What to work on – Please print, word for word, the lines of the listing from its very first line up to and including the line that contains "title: Puzzle [166, 367, 401, 456]". Give only those lines.

Layout records
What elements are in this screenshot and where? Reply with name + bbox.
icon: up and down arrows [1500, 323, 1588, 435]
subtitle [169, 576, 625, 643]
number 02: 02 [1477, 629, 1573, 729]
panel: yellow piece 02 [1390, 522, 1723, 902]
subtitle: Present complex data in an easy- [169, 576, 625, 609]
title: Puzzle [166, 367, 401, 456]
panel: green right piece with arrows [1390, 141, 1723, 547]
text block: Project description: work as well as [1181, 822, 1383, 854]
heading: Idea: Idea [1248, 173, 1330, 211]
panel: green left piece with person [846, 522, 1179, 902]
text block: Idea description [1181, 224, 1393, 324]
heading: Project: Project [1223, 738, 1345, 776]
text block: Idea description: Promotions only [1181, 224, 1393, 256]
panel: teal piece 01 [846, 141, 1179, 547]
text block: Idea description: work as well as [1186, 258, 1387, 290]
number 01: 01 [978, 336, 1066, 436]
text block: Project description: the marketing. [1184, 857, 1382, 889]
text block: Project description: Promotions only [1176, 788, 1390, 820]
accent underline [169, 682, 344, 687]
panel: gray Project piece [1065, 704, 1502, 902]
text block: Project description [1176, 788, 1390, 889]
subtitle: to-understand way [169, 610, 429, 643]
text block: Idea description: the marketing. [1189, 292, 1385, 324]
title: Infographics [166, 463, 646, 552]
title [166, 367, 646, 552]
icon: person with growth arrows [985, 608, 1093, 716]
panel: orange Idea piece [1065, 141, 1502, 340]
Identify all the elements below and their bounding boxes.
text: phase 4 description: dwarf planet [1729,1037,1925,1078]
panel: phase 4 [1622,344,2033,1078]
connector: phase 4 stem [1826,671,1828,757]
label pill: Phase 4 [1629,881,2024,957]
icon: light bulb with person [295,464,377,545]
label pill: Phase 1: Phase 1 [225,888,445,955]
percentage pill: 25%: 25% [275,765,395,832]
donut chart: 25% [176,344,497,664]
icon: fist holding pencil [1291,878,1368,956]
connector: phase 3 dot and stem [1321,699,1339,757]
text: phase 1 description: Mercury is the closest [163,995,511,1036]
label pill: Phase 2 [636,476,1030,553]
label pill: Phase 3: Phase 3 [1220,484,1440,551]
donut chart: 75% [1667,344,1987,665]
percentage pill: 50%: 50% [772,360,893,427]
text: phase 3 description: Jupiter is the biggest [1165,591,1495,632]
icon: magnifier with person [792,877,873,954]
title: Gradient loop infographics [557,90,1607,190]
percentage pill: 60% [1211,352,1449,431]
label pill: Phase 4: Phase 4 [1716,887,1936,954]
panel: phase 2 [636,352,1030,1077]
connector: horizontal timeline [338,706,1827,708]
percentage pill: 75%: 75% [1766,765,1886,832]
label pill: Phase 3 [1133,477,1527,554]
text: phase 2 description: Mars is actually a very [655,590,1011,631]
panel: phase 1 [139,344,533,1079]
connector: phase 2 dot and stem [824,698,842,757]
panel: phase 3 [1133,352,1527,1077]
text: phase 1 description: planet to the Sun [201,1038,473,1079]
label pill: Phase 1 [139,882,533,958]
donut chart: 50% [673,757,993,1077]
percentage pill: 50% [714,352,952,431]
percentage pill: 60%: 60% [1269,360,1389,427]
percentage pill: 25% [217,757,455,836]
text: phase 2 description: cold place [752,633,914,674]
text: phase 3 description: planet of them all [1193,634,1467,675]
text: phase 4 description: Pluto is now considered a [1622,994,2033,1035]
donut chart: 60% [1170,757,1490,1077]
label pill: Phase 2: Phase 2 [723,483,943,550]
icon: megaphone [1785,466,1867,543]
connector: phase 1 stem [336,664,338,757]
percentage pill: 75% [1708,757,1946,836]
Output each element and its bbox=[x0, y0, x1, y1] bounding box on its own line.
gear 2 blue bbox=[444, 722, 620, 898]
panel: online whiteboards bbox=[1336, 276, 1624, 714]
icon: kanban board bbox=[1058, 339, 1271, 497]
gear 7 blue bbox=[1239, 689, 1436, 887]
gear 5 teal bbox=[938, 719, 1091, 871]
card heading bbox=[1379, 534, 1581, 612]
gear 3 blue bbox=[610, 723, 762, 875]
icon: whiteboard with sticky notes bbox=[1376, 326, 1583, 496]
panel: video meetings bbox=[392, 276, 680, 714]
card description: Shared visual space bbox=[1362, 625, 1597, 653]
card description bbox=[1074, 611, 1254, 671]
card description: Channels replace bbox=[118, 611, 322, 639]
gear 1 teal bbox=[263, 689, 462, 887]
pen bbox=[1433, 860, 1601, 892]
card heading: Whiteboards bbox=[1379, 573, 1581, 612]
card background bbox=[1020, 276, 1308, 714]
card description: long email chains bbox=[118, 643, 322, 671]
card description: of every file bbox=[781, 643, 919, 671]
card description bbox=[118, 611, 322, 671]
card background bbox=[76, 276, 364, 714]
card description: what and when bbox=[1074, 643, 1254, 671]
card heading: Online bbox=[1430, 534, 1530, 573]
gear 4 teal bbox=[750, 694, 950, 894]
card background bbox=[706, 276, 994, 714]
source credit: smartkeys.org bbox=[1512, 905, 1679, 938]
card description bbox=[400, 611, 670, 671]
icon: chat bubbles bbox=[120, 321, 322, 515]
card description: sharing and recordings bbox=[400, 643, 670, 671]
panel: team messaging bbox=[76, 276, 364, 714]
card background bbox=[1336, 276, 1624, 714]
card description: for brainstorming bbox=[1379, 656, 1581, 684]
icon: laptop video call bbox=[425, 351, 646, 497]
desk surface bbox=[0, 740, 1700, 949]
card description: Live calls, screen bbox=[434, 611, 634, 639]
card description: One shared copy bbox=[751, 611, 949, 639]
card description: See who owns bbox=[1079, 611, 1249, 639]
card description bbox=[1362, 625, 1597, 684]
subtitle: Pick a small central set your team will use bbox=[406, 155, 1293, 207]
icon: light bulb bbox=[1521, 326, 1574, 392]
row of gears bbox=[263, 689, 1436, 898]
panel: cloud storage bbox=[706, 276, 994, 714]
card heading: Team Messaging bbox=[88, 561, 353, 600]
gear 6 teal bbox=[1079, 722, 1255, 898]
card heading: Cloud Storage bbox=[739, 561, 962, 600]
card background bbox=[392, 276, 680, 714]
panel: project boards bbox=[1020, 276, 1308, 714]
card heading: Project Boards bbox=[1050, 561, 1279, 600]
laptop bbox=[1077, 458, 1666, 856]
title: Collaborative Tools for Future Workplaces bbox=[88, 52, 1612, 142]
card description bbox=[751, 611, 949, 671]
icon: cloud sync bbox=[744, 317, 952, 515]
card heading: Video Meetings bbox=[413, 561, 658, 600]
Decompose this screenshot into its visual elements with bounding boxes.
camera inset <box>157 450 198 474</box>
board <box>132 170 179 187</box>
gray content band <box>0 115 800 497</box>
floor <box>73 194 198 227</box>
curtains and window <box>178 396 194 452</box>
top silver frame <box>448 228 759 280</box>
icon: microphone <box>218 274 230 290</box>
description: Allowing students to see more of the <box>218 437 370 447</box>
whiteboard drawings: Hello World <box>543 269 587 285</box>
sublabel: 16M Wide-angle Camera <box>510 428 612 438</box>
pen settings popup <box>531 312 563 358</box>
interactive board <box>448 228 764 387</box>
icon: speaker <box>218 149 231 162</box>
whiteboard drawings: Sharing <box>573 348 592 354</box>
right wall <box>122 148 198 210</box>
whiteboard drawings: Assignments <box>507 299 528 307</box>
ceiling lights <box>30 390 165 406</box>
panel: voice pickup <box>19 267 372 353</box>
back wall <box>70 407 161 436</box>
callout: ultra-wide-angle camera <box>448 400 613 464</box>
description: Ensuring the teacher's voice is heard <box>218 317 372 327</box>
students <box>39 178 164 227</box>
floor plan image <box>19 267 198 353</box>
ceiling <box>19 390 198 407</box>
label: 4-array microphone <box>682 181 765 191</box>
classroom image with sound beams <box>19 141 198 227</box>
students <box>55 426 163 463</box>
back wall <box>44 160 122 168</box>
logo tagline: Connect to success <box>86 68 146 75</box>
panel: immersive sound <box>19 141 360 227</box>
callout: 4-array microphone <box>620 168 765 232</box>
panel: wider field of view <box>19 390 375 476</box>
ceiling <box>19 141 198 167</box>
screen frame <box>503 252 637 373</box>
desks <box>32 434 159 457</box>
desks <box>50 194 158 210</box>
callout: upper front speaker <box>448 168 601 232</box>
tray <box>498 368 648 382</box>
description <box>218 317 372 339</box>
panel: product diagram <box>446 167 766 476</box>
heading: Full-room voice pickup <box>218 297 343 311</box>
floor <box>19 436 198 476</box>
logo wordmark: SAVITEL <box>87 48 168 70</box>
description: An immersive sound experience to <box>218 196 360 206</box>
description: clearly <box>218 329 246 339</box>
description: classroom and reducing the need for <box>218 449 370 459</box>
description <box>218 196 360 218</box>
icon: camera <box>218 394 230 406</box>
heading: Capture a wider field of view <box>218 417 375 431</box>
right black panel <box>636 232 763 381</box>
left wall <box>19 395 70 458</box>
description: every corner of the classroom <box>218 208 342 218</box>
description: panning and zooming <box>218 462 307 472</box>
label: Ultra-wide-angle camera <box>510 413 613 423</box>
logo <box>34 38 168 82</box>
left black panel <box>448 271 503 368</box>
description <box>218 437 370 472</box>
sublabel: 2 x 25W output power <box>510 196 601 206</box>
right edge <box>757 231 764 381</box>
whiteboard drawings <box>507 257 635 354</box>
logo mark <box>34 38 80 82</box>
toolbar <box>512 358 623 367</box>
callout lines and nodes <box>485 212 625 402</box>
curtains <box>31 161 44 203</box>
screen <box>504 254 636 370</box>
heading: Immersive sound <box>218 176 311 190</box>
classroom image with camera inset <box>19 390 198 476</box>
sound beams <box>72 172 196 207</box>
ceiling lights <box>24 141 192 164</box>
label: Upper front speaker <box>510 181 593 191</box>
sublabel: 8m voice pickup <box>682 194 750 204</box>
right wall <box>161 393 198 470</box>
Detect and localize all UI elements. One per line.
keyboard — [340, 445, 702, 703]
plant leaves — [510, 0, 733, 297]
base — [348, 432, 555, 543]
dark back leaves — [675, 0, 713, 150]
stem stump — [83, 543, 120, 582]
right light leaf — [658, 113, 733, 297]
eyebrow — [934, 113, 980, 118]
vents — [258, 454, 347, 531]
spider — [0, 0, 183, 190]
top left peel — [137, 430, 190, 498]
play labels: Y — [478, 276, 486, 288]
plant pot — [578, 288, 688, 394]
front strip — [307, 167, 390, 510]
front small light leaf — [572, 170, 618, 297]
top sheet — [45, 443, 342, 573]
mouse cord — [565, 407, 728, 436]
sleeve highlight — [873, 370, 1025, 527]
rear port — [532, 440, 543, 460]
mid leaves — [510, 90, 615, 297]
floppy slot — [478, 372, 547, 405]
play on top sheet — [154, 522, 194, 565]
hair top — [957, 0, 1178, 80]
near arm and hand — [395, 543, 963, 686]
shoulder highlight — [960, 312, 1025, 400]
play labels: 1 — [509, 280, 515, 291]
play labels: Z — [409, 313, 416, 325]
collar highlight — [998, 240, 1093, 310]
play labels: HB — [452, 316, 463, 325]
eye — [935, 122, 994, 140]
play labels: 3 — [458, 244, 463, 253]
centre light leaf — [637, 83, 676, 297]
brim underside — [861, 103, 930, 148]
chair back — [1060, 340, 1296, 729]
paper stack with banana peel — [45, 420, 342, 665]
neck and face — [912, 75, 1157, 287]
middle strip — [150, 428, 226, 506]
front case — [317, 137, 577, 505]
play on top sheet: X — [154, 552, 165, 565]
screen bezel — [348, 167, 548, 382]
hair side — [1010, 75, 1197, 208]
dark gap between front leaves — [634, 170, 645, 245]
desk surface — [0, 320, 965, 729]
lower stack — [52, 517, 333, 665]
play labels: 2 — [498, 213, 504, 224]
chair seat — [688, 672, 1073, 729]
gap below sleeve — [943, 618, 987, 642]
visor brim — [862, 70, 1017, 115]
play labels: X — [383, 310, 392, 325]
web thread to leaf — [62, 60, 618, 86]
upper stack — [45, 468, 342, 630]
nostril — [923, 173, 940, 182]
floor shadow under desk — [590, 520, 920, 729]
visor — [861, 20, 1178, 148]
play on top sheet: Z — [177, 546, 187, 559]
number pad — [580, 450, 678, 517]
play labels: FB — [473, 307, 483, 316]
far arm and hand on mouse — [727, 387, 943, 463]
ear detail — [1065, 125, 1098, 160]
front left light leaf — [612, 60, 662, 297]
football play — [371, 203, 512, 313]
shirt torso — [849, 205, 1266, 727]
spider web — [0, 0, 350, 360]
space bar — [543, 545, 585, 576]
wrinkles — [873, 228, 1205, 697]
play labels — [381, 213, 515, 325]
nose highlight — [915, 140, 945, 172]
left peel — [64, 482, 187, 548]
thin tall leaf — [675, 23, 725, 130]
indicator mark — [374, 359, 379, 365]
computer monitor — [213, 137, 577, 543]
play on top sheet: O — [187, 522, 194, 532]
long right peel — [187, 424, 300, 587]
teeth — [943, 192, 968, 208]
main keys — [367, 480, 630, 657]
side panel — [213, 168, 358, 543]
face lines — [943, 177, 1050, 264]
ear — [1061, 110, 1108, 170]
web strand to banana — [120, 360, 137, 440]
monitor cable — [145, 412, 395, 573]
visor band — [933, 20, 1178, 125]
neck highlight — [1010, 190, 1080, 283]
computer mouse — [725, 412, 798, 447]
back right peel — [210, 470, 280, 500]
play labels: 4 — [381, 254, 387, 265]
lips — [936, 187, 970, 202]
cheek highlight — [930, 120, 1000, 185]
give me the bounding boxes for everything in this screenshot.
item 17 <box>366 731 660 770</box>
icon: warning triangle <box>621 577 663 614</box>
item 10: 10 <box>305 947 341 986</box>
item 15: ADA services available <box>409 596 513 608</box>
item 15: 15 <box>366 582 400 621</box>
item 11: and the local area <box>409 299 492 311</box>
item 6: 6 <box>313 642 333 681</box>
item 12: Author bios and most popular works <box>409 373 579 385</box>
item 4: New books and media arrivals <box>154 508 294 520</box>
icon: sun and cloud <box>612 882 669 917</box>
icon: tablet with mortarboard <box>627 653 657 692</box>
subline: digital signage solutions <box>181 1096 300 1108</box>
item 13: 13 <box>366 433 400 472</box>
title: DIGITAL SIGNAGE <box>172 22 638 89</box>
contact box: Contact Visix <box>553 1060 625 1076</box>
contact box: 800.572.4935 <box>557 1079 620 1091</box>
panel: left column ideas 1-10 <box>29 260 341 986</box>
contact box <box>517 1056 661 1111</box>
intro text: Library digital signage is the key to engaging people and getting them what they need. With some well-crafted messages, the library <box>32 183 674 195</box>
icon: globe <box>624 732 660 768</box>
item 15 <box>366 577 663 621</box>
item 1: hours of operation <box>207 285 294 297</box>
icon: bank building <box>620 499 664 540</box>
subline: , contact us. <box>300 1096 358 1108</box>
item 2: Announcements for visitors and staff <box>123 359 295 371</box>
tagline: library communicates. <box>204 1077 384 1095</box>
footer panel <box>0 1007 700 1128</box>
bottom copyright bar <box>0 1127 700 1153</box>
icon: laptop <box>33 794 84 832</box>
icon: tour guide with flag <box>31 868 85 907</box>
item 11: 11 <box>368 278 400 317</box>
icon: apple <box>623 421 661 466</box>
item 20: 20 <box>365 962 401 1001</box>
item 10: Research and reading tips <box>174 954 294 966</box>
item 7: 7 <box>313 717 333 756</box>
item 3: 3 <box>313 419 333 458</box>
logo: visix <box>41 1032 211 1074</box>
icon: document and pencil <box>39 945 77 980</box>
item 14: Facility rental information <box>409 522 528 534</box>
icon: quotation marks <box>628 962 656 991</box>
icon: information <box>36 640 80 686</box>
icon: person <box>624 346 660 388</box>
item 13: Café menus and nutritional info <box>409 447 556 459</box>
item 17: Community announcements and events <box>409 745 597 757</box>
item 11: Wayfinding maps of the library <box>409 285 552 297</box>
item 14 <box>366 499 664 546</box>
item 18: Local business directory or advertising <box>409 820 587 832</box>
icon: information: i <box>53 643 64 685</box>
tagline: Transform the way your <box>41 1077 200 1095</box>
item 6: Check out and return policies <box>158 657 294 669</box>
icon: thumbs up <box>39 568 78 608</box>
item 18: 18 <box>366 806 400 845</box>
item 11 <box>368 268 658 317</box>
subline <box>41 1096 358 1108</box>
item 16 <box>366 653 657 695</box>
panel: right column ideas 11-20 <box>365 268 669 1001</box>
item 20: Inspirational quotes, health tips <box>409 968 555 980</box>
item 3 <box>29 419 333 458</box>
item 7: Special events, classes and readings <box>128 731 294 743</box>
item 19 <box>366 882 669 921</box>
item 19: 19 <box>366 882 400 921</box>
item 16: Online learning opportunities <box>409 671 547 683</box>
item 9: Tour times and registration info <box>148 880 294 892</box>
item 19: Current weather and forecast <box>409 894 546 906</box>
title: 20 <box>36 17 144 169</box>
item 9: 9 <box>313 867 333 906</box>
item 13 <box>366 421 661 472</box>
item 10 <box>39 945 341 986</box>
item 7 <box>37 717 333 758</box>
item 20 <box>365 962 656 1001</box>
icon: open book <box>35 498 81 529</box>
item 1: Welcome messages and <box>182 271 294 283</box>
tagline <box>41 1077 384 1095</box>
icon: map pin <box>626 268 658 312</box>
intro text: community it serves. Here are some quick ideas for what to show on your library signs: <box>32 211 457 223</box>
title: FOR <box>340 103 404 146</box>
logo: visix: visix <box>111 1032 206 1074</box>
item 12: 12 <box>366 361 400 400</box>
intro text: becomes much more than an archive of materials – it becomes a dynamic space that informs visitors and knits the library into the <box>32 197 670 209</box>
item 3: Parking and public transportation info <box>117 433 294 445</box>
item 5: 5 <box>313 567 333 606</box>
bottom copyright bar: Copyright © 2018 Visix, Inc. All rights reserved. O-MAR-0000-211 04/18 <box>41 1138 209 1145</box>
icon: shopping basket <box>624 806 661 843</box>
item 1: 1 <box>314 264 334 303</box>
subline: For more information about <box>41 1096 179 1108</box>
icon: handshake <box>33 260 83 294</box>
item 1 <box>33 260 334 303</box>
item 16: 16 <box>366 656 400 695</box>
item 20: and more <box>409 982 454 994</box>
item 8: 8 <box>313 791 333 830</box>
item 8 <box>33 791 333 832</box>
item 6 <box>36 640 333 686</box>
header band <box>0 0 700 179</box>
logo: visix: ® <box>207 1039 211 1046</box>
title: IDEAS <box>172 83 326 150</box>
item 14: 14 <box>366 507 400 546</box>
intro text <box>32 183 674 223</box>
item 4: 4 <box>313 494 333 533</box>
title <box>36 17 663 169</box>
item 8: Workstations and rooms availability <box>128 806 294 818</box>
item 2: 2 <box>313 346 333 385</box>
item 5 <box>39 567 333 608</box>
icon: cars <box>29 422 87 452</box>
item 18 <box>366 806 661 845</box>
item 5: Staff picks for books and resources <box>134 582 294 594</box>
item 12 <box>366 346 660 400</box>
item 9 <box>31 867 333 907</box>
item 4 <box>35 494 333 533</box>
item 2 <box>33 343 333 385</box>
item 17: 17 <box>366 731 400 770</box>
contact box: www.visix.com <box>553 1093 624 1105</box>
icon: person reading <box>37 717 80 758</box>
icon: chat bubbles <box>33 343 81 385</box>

Task output –
What elements are in this screenshot and where? Reply with name + bbox.
icon: up and down arrows [1500, 323, 1588, 435]
subtitle [169, 576, 625, 643]
number 02: 02 [1477, 629, 1573, 729]
panel: yellow piece 02 [1390, 522, 1723, 902]
subtitle: Present complex data in an easy- [169, 576, 625, 609]
title: Puzzle [166, 367, 401, 456]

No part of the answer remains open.